--- start of Dataset extract ---

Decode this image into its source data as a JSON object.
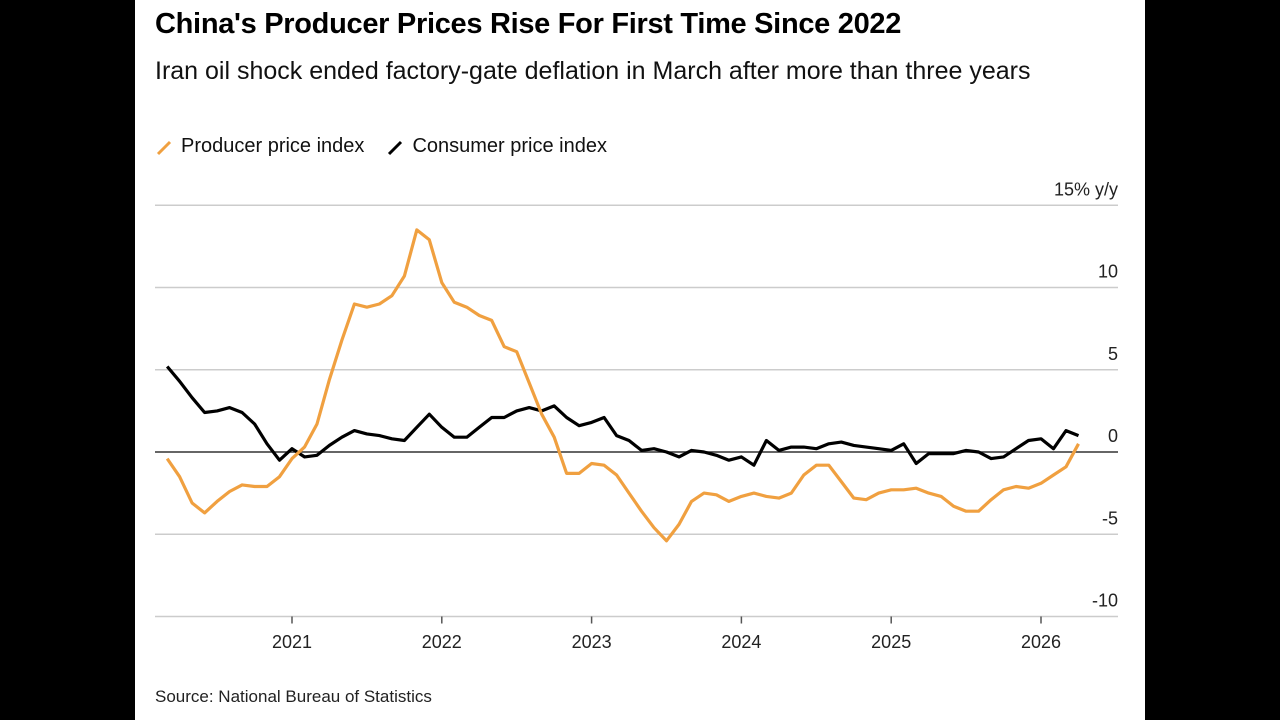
{
  "title": "China's Producer Prices Rise For First Time Since 2022",
  "subtitle": "Iran oil shock ended factory-gate deflation in March after more than three years",
  "source": "Source: National Bureau of Statistics",
  "chart_data": {
    "type": "line",
    "title": "China's Producer Prices Rise For First Time Since 2022",
    "ylabel": "",
    "y_unit_label": "15% y/y",
    "ylim": [
      -10,
      15
    ],
    "yticks": [
      15,
      10,
      5,
      0,
      -5,
      -10
    ],
    "ytick_labels": [
      "15% y/y",
      "10",
      "5",
      "0",
      "-5",
      "-10"
    ],
    "xticks": [
      "2021",
      "2022",
      "2023",
      "2024",
      "2025",
      "2026"
    ],
    "grid": true,
    "legend_position": "top-left",
    "x": [
      "2020-02",
      "2020-03",
      "2020-04",
      "2020-05",
      "2020-06",
      "2020-07",
      "2020-08",
      "2020-09",
      "2020-10",
      "2020-11",
      "2020-12",
      "2021-01",
      "2021-02",
      "2021-03",
      "2021-04",
      "2021-05",
      "2021-06",
      "2021-07",
      "2021-08",
      "2021-09",
      "2021-10",
      "2021-11",
      "2021-12",
      "2022-01",
      "2022-02",
      "2022-03",
      "2022-04",
      "2022-05",
      "2022-06",
      "2022-07",
      "2022-08",
      "2022-09",
      "2022-10",
      "2022-11",
      "2022-12",
      "2023-01",
      "2023-02",
      "2023-03",
      "2023-04",
      "2023-05",
      "2023-06",
      "2023-07",
      "2023-08",
      "2023-09",
      "2023-10",
      "2023-11",
      "2023-12",
      "2024-01",
      "2024-02",
      "2024-03",
      "2024-04",
      "2024-05",
      "2024-06",
      "2024-07",
      "2024-08",
      "2024-09",
      "2024-10",
      "2024-11",
      "2024-12",
      "2025-01",
      "2025-02",
      "2025-03",
      "2025-04",
      "2025-05",
      "2025-06",
      "2025-07",
      "2025-08",
      "2025-09",
      "2025-10",
      "2025-11",
      "2025-12",
      "2026-01",
      "2026-02",
      "2026-03"
    ],
    "series": [
      {
        "name": "Producer price index",
        "color": "#f0a040",
        "values": [
          -0.4,
          -1.5,
          -3.1,
          -3.7,
          -3.0,
          -2.4,
          -2.0,
          -2.1,
          -2.1,
          -1.5,
          -0.4,
          0.3,
          1.7,
          4.4,
          6.8,
          9.0,
          8.8,
          9.0,
          9.5,
          10.7,
          13.5,
          12.9,
          10.3,
          9.1,
          8.8,
          8.3,
          8.0,
          6.4,
          6.1,
          4.2,
          2.3,
          0.9,
          -1.3,
          -1.3,
          -0.7,
          -0.8,
          -1.4,
          -2.5,
          -3.6,
          -4.6,
          -5.4,
          -4.4,
          -3.0,
          -2.5,
          -2.6,
          -3.0,
          -2.7,
          -2.5,
          -2.7,
          -2.8,
          -2.5,
          -1.4,
          -0.8,
          -0.8,
          -1.8,
          -2.8,
          -2.9,
          -2.5,
          -2.3,
          -2.3,
          -2.2,
          -2.5,
          -2.7,
          -3.3,
          -3.6,
          -3.6,
          -2.9,
          -2.3,
          -2.1,
          -2.2,
          -1.9,
          -1.4,
          -0.9,
          0.5
        ]
      },
      {
        "name": "Consumer price index",
        "color": "#000000",
        "values": [
          5.2,
          4.3,
          3.3,
          2.4,
          2.5,
          2.7,
          2.4,
          1.7,
          0.5,
          -0.5,
          0.2,
          -0.3,
          -0.2,
          0.4,
          0.9,
          1.3,
          1.1,
          1.0,
          0.8,
          0.7,
          1.5,
          2.3,
          1.5,
          0.9,
          0.9,
          1.5,
          2.1,
          2.1,
          2.5,
          2.7,
          2.5,
          2.8,
          2.1,
          1.6,
          1.8,
          2.1,
          1.0,
          0.7,
          0.1,
          0.2,
          0.0,
          -0.3,
          0.1,
          0.0,
          -0.2,
          -0.5,
          -0.3,
          -0.8,
          0.7,
          0.1,
          0.3,
          0.3,
          0.2,
          0.5,
          0.6,
          0.4,
          0.3,
          0.2,
          0.1,
          0.5,
          -0.7,
          -0.1,
          -0.1,
          -0.1,
          0.1,
          0.0,
          -0.4,
          -0.3,
          0.2,
          0.7,
          0.8,
          0.2,
          1.3,
          1.0
        ]
      }
    ]
  }
}
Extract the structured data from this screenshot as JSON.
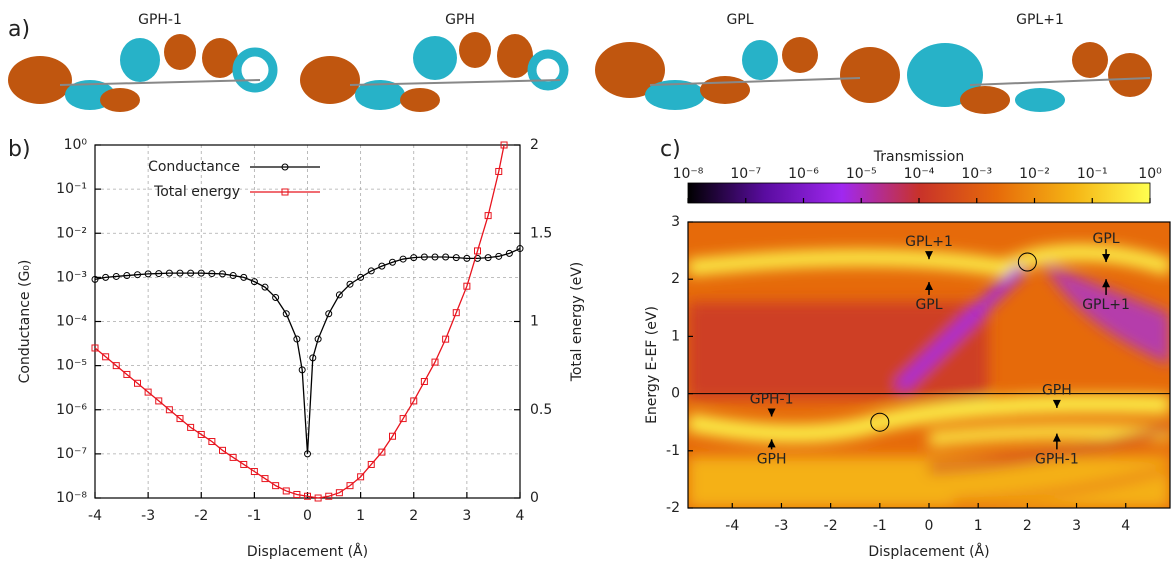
{
  "chart_data": [
    {
      "type": "image",
      "label": "a)",
      "images": [
        {
          "label": "GPH-1"
        },
        {
          "label": "GPH"
        },
        {
          "label": "GPL"
        },
        {
          "label": "GPL+1"
        }
      ]
    },
    {
      "type": "line",
      "label": "b)",
      "x_label": "Displacement (Å)",
      "y_label": "Conductance (G₀)",
      "y2_label": "Total energy (eV)",
      "xlim": [
        -4,
        4
      ],
      "xticks": [
        -4,
        -3,
        -2,
        -1,
        0,
        1,
        2,
        3,
        4
      ],
      "ylim": [
        1e-08,
        1
      ],
      "log_y": true,
      "yticks": [
        {
          "value": 1e-08,
          "label": "10⁻⁸"
        },
        {
          "value": 1e-07,
          "label": "10⁻⁷"
        },
        {
          "value": 1e-06,
          "label": "10⁻⁶"
        },
        {
          "value": 1e-05,
          "label": "10⁻⁵"
        },
        {
          "value": 0.0001,
          "label": "10⁻⁴"
        },
        {
          "value": 0.001,
          "label": "10⁻³"
        },
        {
          "value": 0.01,
          "label": "10⁻²"
        },
        {
          "value": 0.1,
          "label": "10⁻¹"
        },
        {
          "value": 1,
          "label": "10⁰"
        }
      ],
      "y2lim": [
        0,
        2
      ],
      "y2ticks": [
        0,
        0.5,
        1,
        1.5,
        2
      ],
      "grid": true,
      "legend": "top-left",
      "series": [
        {
          "name": "Conductance",
          "color": "#000000",
          "marker": "circle",
          "x": [
            -4,
            -3.8,
            -3.6,
            -3.4,
            -3.2,
            -3,
            -2.8,
            -2.6,
            -2.4,
            -2.2,
            -2,
            -1.8,
            -1.6,
            -1.4,
            -1.2,
            -1,
            -0.8,
            -0.6,
            -0.4,
            -0.2,
            -0.1,
            0,
            0.1,
            0.2,
            0.4,
            0.6,
            0.8,
            1,
            1.2,
            1.4,
            1.6,
            1.8,
            2,
            2.2,
            2.4,
            2.6,
            2.8,
            3,
            3.2,
            3.4,
            3.6,
            3.8,
            4
          ],
          "values": [
            0.0009,
            0.001,
            0.00105,
            0.0011,
            0.00115,
            0.0012,
            0.00122,
            0.00125,
            0.00125,
            0.00125,
            0.00125,
            0.00122,
            0.0012,
            0.0011,
            0.001,
            0.0008,
            0.0006,
            0.00035,
            0.00015,
            4e-05,
            8e-06,
            1e-07,
            1.5e-05,
            4e-05,
            0.00015,
            0.0004,
            0.0007,
            0.001,
            0.0014,
            0.0018,
            0.0022,
            0.0026,
            0.0028,
            0.0029,
            0.0029,
            0.0029,
            0.0028,
            0.0027,
            0.0027,
            0.0028,
            0.003,
            0.0035,
            0.0045
          ]
        },
        {
          "name": "Total energy",
          "color": "#e8141e",
          "marker": "square",
          "axis": "y2",
          "x": [
            -4,
            -3.8,
            -3.6,
            -3.4,
            -3.2,
            -3,
            -2.8,
            -2.6,
            -2.4,
            -2.2,
            -2,
            -1.8,
            -1.6,
            -1.4,
            -1.2,
            -1,
            -0.8,
            -0.6,
            -0.4,
            -0.2,
            0,
            0.2,
            0.4,
            0.6,
            0.8,
            1,
            1.2,
            1.4,
            1.6,
            1.8,
            2,
            2.2,
            2.4,
            2.6,
            2.8,
            3,
            3.2,
            3.4,
            3.6,
            3.7
          ],
          "values": [
            0.85,
            0.8,
            0.75,
            0.7,
            0.65,
            0.6,
            0.55,
            0.5,
            0.45,
            0.4,
            0.36,
            0.32,
            0.27,
            0.23,
            0.19,
            0.15,
            0.11,
            0.07,
            0.04,
            0.02,
            0.01,
            0,
            0.01,
            0.03,
            0.07,
            0.12,
            0.19,
            0.26,
            0.35,
            0.45,
            0.55,
            0.66,
            0.77,
            0.9,
            1.05,
            1.2,
            1.4,
            1.6,
            1.85,
            2
          ]
        }
      ]
    },
    {
      "type": "heatmap",
      "label": "c)",
      "x_label": "Displacement (Å)",
      "y_label": "Energy E-EF (eV)",
      "xlim": [
        -4.9,
        4.9
      ],
      "xticks": [
        -4,
        -3,
        -2,
        -1,
        0,
        1,
        2,
        3,
        4
      ],
      "ylim": [
        -2,
        3
      ],
      "yticks": [
        -2,
        -1,
        0,
        1,
        2,
        3
      ],
      "hline": 0,
      "colorbar_label": "Transmission",
      "colorbar_lim": [
        1e-08,
        1
      ],
      "colorbar_log": true,
      "colorbar_colors": [
        "#000000",
        "#5a0ca0",
        "#a028f0",
        "#c8322a",
        "#e66a0a",
        "#f5b414",
        "#ffff50"
      ],
      "colorbar_ticks": [
        {
          "value": 1e-08,
          "label": "10⁻⁸"
        },
        {
          "value": 1e-07,
          "label": "10⁻⁷"
        },
        {
          "value": 1e-06,
          "label": "10⁻⁶"
        },
        {
          "value": 1e-05,
          "label": "10⁻⁵"
        },
        {
          "value": 0.0001,
          "label": "10⁻⁴"
        },
        {
          "value": 0.001,
          "label": "10⁻³"
        },
        {
          "value": 0.01,
          "label": "10⁻²"
        },
        {
          "value": 0.1,
          "label": "10⁻¹"
        },
        {
          "value": 1,
          "label": "10⁰"
        }
      ],
      "annotations": [
        {
          "text": "GPL+1"
        },
        {
          "text": "GPL"
        },
        {
          "text": "GPL"
        },
        {
          "text": "GPL+1"
        },
        {
          "text": "GPH-1"
        },
        {
          "text": "GPH"
        },
        {
          "text": "GPH"
        },
        {
          "text": "GPH-1"
        }
      ]
    }
  ]
}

--- end of Dataset extract ---

Return each line where "index" shows up.

        "name": "Producer price index",
        "name": "Consumer price index",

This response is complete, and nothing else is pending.